Le travail à la mine, les effets de matière, le sfumato créé par les estompes traduisent à merveille l’atmosphère brumeuse des fjords. La palette avec ses tons froids, les variations de lumière accentuent le ressenti qu’on peut avoir à naviguer sur ces eaux glacées.

« Je veux traduire l’odeur du métal et celle du mazout, faire sentir la masse énorme du navire malmené par les flots. »

Dessinateur caméléon qui adapte son style au récit, porté par le réalisme poétique à la Prévert de Remorques il utilise ici un trait charbonneux semi-réaliste, faisant du bateau un personnage à part entière mis en valeur par ses cadrages et éclairages.

À l’instar de la jaquette, de magnifiques pleines pages ou cases panoramiques ponctuent le récit mettant en évidence l’immensité du paysage, symbolisant le temps qui passe.

A contrario, l’exiguïté des coursives et des échappées sera traduite par des cases beaucoup plus étroites semblant se refermer sur les personnages admirablement incarnés graphiquement, la belle Katia étant sublimée par le regard que porte sur elle le capitaine Petersen.

EXERCICE ÉCRIT -> Écrivez la suite du texte consacré au dessin de cette bande dessinée sur la navigation dans les fjords, en commençant juste après sa dernière phrase.

DOCUMENTS FOURNIS ->
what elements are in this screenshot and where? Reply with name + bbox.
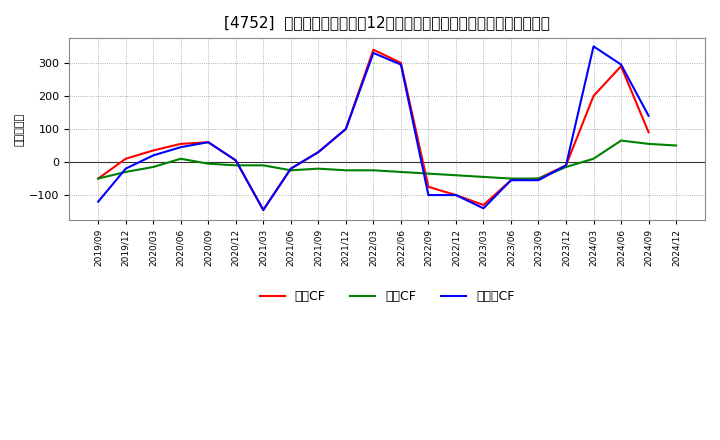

RÉSULTAT ATTENDU ->
Départ en beauté pour cette collection que cette traversée des eaux glacées en compagnie de passagers ambigus à souhait admirablement campés. Atmosphère, atmosphère …

POUR ALLER PLUS LOIN

Sous le crayon de Christian Cailleaux apparait l’image de la belle Katia, puis celle du héros de sa jeunesse (Le même que le mien!). Il nous fait ensuite le pitch de l’album avant de nous parler de ses références.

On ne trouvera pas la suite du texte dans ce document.